◆ What to produce ◆
Exclude the pictures and retype the entries as written.

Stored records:
++++++++
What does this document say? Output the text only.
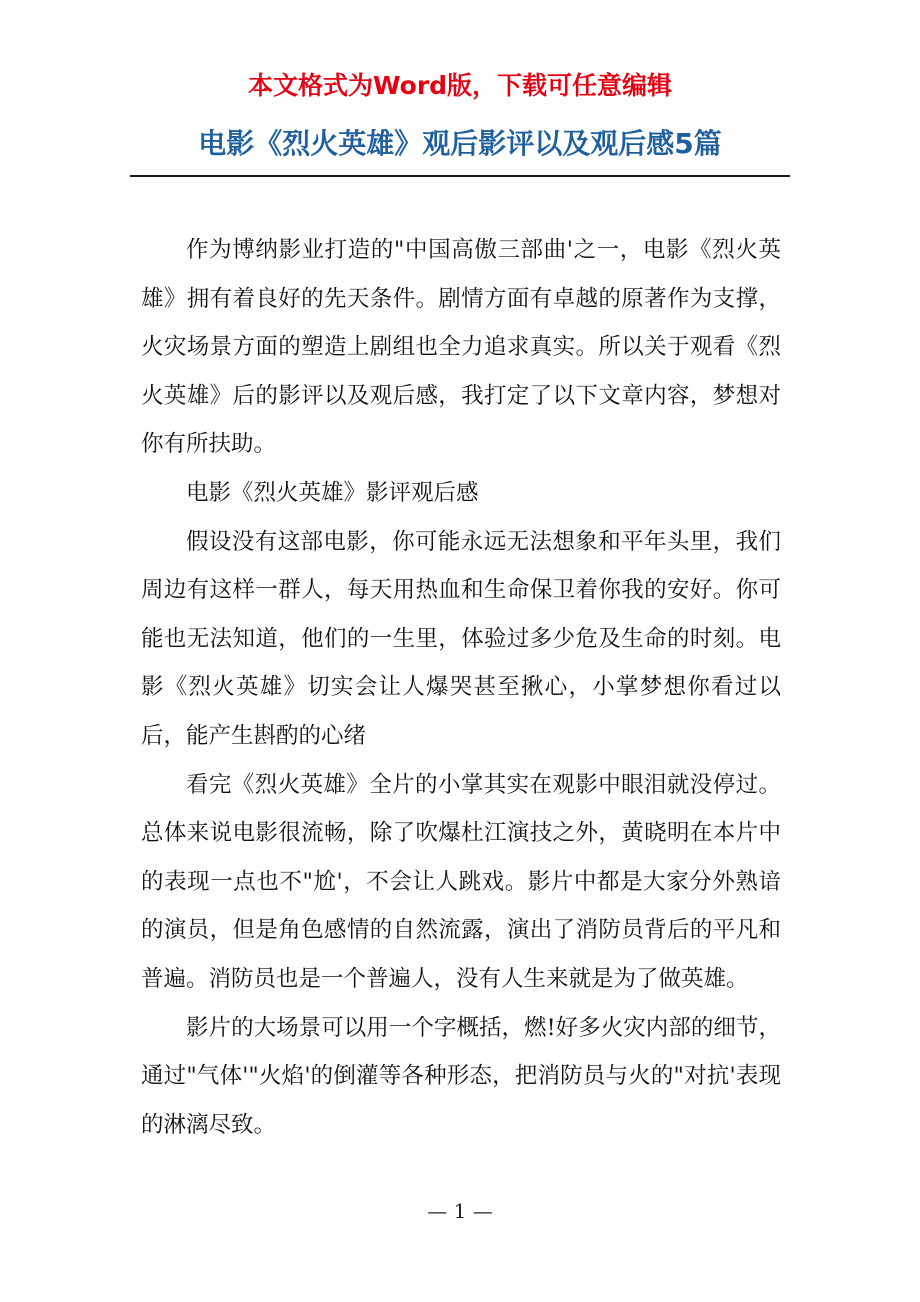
本文格式为Word版，下载可任意编辑
电影《烈火英雄》观后影评以及观后感5篇

作为博纳影业打造的"中国高傲三部曲'之一，电影《烈火英雄》拥有着良好的先天条件。剧情方面有卓越的原著作为支撑，火灾场景方面的塑造上剧组也全力追求真实。所以关于观看《烈火英雄》后的影评以及观后感，我打定了以下文章内容，梦想对你有所扶助。

电影《烈火英雄》影评观后感

假设没有这部电影，你可能永远无法想象和平年头里，我们周边有这样一群人，每天用热血和生命保卫着你我的安好。你可能也无法知道，他们的一生里，体验过多少危及生命的时刻。电影《烈火英雄》切实会让人爆哭甚至揪心，小掌梦想你看过以后，能产生斟酌的心绪

看完《烈火英雄》全片的小掌其实在观影中眼泪就没停过。总体来说电影很流畅，除了吹爆杜江演技之外，黄晓明在本片中的表现一点也不"尬'，不会让人跳戏。影片中都是大家分外熟谙的演员，但是角色感情的自然流露，演出了消防员背后的平凡和普遍。消防员也是一个普遍人，没有人生来就是为了做英雄。

影片的大场景可以用一个字概括，燃!好多火灾内部的细节，通过"气体'"火焰'的倒灌等各种形态，把消防员与火的"对抗'表现的淋漓尽致。

— 1 —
++++++++
◆ Result of the task ◆
What does this document say? Output the text only.
本文格式为Word版，下载可任意编辑
电影《烈火英雄》观后影评以及观后感5篇

作为博纳影业打造的"中国高傲三部曲'之一，电影《烈火英雄》拥有着良好的先天条件。剧情方面有卓越的原著作为支撑，火灾场景方面的塑造上剧组也全力追求真实。所以关于观看《烈火英雄》后的影评以及观后感，我打定了以下文章内容，梦想对你有所扶助。

电影《烈火英雄》影评观后感

假设没有这部电影，你可能永远无法想象和平年头里，我们周边有这样一群人，每天用热血和生命保卫着你我的安好。你可能也无法知道，他们的一生里，体验过多少危及生命的时刻。电影《烈火英雄》切实会让人爆哭甚至揪心，小掌梦想你看过以后，能产生斟酌的心绪

看完《烈火英雄》全片的小掌其实在观影中眼泪就没停过。总体来说电影很流畅，除了吹爆杜江演技之外，黄晓明在本片中的表现一点也不"尬'，不会让人跳戏。影片中都是大家分外熟谙的演员，但是角色感情的自然流露，演出了消防员背后的平凡和普遍。消防员也是一个普遍人，没有人生来就是为了做英雄。

影片的大场景可以用一个字概括，燃!好多火灾内部的细节，通过"气体'"火焰'的倒灌等各种形态，把消防员与火的"对抗'表现的淋漓尽致。

— 1 —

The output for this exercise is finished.